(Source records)
— START —

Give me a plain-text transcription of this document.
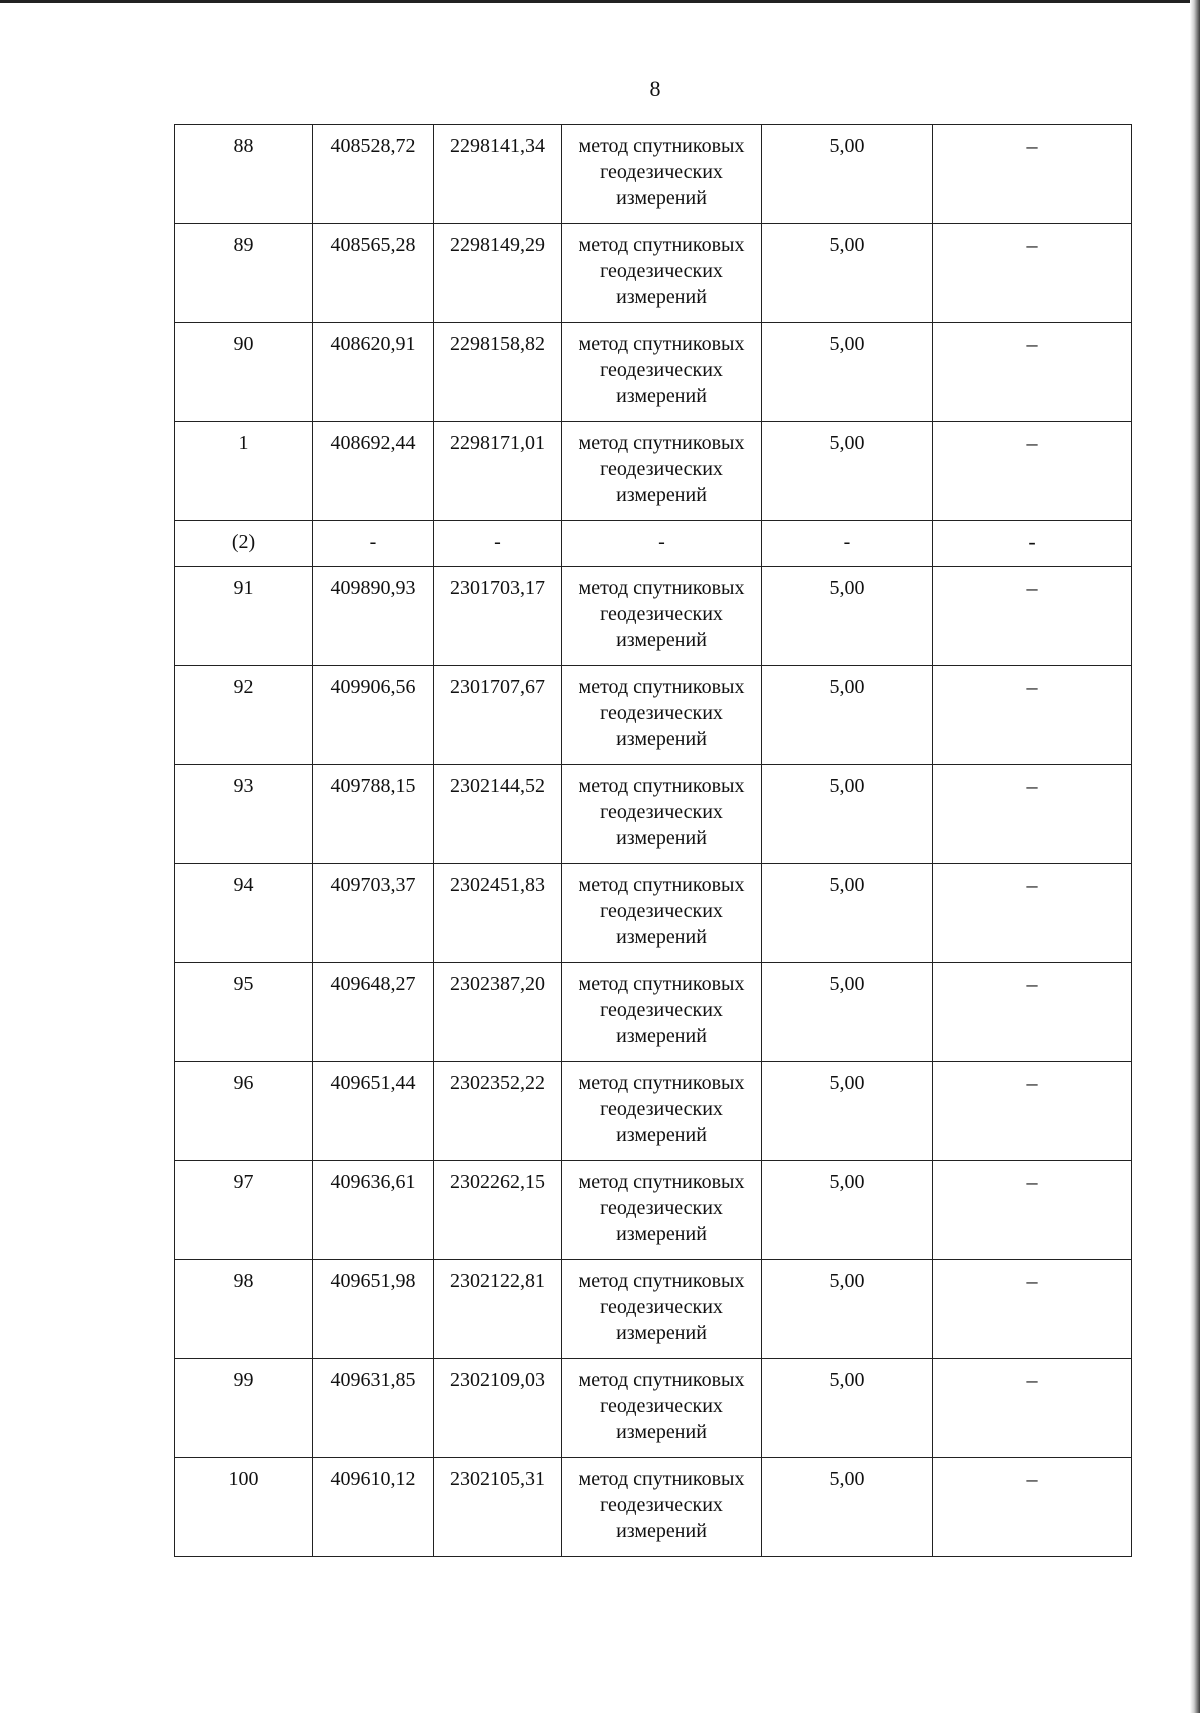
8
88	408528,72	2298141,34	метод спутниковых геодезических измерений	5,00	–
89	408565,28	2298149,29	метод спутниковых геодезических измерений	5,00	–
90	408620,91	2298158,82	метод спутниковых геодезических измерений	5,00	–
1	408692,44	2298171,01	метод спутниковых геодезических измерений	5,00	–
(2)	-	-	-	-	-
91	409890,93	2301703,17	метод спутниковых геодезических измерений	5,00	–
92	409906,56	2301707,67	метод спутниковых геодезических измерений	5,00	–
93	409788,15	2302144,52	метод спутниковых геодезических измерений	5,00	–
94	409703,37	2302451,83	метод спутниковых геодезических измерений	5,00	–
95	409648,27	2302387,20	метод спутниковых геодезических измерений	5,00	–
96	409651,44	2302352,22	метод спутниковых геодезических измерений	5,00	–
97	409636,61	2302262,15	метод спутниковых геодезических измерений	5,00	–
98	409651,98	2302122,81	метод спутниковых геодезических измерений	5,00	–
99	409631,85	2302109,03	метод спутниковых геодезических измерений	5,00	–
100	409610,12	2302105,31	метод спутниковых геодезических измерений	5,00	–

— END —

**Task requirements**
In your copy, repeat each record exactly and include no pictures.

**Full answer**
Give me a plain-text transcription of this document.
8
88	408528,72	2298141,34	метод спутниковых геодезических измерений	5,00	–
89	408565,28	2298149,29	метод спутниковых геодезических измерений	5,00	–
90	408620,91	2298158,82	метод спутниковых геодезических измерений	5,00	–
1	408692,44	2298171,01	метод спутниковых геодезических измерений	5,00	–
(2)	-	-	-	-	-
91	409890,93	2301703,17	метод спутниковых геодезических измерений	5,00	–
92	409906,56	2301707,67	метод спутниковых геодезических измерений	5,00	–
93	409788,15	2302144,52	метод спутниковых геодезических измерений	5,00	–
94	409703,37	2302451,83	метод спутниковых геодезических измерений	5,00	–
95	409648,27	2302387,20	метод спутниковых геодезических измерений	5,00	–
96	409651,44	2302352,22	метод спутниковых геодезических измерений	5,00	–
97	409636,61	2302262,15	метод спутниковых геодезических измерений	5,00	–
98	409651,98	2302122,81	метод спутниковых геодезических измерений	5,00	–
99	409631,85	2302109,03	метод спутниковых геодезических измерений	5,00	–
100	409610,12	2302105,31	метод спутниковых геодезических измерений	5,00	–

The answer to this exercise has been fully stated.